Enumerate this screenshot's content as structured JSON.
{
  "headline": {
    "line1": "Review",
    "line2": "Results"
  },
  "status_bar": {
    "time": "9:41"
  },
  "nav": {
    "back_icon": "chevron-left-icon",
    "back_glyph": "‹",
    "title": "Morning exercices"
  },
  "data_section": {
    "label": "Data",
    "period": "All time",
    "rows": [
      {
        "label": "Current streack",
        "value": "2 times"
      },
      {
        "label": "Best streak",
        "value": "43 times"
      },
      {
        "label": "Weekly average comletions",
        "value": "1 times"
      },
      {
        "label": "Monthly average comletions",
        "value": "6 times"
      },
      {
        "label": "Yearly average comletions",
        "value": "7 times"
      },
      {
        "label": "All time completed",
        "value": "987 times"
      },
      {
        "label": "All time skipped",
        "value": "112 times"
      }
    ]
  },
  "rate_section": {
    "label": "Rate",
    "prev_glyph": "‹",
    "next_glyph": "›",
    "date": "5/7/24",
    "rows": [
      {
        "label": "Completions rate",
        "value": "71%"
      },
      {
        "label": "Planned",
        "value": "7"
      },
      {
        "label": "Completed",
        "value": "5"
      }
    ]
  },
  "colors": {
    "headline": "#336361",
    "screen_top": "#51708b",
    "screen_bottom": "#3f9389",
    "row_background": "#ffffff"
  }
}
-----
PROBLEM TO WORK ON
Return every line exactly.

WORKED SOLUTION
Enumerate this screenshot's content as structured JSON.
{
  "headline": {
    "line1": "Review",
    "line2": "Results"
  },
  "status_bar": {
    "time": "9:41"
  },
  "nav": {
    "back_icon": "chevron-left-icon",
    "back_glyph": "‹",
    "title": "Morning exercices"
  },
  "data_section": {
    "label": "Data",
    "period": "All time",
    "rows": [
      {
        "label": "Current streack",
        "value": "2 times"
      },
      {
        "label": "Best streak",
        "value": "43 times"
      },
      {
        "label": "Weekly average comletions",
        "value": "1 times"
      },
      {
        "label": "Monthly average comletions",
        "value": "6 times"
      },
      {
        "label": "Yearly average comletions",
        "value": "7 times"
      },
      {
        "label": "All time completed",
        "value": "987 times"
      },
      {
        "label": "All time skipped",
        "value": "112 times"
      }
    ]
  },
  "rate_section": {
    "label": "Rate",
    "prev_glyph": "‹",
    "next_glyph": "›",
    "date": "5/7/24",
    "rows": [
      {
        "label": "Completions rate",
        "value": "71%"
      },
      {
        "label": "Planned",
        "value": "7"
      },
      {
        "label": "Completed",
        "value": "5"
      }
    ]
  },
  "colors": {
    "headline": "#336361",
    "screen_top": "#51708b",
    "screen_bottom": "#3f9389",
    "row_background": "#ffffff"
  }
}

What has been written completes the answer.